▶ **Input records**:
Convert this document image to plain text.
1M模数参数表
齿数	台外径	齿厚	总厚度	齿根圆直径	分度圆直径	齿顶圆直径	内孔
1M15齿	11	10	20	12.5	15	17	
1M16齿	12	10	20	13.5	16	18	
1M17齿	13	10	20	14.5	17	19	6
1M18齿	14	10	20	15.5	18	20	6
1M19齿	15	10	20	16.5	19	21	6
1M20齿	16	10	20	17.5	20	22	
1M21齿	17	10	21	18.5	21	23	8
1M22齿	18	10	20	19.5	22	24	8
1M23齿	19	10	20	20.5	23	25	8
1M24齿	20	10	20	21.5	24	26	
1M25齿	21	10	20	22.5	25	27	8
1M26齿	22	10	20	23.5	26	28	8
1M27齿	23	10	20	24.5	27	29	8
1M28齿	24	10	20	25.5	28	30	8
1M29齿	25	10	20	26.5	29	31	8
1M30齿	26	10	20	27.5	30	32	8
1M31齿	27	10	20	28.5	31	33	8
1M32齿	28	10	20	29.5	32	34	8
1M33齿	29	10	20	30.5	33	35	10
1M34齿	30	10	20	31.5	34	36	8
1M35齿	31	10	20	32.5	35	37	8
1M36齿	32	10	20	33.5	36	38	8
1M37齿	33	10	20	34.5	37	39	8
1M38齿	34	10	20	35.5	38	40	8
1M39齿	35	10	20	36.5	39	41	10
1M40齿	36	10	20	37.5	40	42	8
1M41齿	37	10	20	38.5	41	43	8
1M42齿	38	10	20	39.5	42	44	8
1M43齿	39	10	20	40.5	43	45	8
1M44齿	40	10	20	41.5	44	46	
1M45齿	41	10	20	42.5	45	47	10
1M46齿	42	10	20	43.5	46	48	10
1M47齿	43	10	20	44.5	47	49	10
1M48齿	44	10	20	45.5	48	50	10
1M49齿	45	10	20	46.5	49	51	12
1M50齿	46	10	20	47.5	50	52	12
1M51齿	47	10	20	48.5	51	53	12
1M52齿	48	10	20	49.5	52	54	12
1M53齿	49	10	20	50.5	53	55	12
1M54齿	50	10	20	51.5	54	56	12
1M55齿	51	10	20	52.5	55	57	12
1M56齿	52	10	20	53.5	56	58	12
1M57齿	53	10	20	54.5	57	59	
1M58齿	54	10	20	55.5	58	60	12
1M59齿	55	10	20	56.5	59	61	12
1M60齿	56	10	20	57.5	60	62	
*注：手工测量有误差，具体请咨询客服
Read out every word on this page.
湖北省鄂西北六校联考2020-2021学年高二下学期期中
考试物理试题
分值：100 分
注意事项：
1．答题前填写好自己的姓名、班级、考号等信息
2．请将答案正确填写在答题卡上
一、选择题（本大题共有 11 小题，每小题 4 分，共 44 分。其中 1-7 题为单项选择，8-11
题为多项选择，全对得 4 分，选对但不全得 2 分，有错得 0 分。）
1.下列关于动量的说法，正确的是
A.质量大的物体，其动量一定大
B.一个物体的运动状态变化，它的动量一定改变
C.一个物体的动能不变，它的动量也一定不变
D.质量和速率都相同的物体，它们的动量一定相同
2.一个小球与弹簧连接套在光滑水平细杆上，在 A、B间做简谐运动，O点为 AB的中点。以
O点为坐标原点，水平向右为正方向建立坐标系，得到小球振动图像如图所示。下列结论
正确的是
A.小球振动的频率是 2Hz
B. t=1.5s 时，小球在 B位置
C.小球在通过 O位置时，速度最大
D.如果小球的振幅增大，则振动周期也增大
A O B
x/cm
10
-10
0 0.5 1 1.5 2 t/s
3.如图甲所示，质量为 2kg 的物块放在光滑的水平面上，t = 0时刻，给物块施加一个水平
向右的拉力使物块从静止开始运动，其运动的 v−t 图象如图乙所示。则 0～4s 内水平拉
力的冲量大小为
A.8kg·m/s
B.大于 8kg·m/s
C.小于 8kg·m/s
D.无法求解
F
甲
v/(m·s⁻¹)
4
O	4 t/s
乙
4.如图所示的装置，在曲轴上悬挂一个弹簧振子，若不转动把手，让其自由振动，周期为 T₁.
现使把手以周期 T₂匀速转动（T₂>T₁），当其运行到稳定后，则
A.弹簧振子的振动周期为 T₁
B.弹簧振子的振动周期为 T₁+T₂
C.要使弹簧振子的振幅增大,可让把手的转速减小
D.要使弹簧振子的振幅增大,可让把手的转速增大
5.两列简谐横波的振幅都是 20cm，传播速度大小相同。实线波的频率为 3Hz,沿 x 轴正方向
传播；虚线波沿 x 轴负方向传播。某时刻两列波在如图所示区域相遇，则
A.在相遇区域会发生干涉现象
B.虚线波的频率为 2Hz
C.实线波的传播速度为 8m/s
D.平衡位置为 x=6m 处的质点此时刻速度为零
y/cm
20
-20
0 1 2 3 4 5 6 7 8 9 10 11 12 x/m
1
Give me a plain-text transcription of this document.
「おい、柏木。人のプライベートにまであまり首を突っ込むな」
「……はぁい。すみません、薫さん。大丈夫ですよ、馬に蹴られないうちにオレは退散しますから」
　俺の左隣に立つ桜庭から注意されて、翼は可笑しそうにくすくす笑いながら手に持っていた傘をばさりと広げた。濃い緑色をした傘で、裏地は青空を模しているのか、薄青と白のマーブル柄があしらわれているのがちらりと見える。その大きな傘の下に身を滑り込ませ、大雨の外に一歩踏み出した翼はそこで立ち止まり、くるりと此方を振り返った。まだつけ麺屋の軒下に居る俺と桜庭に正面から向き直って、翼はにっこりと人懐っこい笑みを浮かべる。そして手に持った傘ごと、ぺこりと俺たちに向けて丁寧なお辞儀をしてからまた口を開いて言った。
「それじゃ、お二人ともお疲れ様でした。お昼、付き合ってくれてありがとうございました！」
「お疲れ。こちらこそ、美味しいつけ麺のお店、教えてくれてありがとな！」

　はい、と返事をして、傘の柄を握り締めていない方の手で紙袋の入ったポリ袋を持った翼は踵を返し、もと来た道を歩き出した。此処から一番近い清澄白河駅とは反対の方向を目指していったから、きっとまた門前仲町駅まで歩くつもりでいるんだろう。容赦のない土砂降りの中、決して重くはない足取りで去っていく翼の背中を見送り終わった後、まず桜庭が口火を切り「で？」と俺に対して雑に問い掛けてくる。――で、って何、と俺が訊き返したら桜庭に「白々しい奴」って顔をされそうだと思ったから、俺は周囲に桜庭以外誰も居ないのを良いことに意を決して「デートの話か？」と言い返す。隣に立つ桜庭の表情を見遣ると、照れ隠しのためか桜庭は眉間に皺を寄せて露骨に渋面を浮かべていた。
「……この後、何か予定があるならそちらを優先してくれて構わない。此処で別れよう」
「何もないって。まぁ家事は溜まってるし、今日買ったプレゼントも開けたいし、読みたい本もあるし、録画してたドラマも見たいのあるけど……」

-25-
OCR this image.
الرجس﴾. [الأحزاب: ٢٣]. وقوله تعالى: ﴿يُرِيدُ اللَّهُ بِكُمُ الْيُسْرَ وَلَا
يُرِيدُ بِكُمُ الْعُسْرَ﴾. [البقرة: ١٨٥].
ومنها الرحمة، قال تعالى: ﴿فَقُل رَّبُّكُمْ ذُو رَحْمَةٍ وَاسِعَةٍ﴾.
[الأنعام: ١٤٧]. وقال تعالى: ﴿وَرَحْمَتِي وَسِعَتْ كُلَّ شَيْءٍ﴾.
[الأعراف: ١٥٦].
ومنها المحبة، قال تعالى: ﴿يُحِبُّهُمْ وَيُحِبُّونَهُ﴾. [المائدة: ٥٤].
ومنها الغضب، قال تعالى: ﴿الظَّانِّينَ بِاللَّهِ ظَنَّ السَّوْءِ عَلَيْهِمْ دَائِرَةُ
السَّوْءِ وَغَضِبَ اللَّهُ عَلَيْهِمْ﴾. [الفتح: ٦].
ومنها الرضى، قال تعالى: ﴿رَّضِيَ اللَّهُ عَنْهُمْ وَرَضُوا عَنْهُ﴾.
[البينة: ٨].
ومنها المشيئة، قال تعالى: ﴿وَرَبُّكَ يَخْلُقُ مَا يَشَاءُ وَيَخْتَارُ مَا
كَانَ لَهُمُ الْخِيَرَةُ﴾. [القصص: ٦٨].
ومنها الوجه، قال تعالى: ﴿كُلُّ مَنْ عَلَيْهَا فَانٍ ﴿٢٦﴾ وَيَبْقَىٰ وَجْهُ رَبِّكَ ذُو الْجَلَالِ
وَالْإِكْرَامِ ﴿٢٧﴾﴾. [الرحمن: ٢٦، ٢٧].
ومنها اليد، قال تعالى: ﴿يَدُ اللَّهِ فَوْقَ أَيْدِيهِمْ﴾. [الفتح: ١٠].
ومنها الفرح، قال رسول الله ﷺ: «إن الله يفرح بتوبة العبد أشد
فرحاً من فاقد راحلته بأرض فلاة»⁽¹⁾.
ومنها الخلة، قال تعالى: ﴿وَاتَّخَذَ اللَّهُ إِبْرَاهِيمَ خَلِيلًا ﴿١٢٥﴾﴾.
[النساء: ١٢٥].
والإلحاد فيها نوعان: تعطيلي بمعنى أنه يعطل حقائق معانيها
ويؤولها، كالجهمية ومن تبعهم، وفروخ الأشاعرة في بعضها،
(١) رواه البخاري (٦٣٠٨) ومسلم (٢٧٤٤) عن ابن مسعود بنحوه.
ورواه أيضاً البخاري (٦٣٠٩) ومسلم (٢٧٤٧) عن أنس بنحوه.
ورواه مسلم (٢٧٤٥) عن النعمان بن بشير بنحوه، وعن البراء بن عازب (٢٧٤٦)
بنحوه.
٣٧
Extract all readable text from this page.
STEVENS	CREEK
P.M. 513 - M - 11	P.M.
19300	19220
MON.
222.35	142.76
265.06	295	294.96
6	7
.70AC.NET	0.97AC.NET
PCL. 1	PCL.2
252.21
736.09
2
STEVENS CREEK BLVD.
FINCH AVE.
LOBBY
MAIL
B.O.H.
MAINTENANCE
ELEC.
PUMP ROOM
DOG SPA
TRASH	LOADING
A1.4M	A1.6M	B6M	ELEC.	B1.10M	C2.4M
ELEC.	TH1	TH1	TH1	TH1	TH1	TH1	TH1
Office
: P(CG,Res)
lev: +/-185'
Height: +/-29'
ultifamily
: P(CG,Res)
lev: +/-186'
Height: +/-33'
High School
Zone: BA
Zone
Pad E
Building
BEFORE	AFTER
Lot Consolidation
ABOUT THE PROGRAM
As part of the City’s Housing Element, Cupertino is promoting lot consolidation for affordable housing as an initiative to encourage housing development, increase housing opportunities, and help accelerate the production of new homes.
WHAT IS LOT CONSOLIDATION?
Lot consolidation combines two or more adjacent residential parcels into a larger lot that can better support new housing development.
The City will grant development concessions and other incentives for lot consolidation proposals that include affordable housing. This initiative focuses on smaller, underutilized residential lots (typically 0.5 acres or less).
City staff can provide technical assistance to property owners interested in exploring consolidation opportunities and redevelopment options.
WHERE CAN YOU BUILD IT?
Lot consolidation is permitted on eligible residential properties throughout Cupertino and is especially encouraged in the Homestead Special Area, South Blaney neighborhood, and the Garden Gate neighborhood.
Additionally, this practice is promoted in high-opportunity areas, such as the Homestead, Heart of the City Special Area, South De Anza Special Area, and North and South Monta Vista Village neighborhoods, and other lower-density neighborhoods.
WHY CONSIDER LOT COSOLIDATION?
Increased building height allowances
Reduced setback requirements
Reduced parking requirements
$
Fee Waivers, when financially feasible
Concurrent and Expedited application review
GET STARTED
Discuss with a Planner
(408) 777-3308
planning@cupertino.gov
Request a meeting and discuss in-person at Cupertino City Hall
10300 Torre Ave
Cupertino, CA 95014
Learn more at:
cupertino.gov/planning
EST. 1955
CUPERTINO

▶ **Task requirements**:
Pull out all lines in the data above that include "page".

▶ **Answer below**:
Read out every word on this page.
Extract all readable text from this page.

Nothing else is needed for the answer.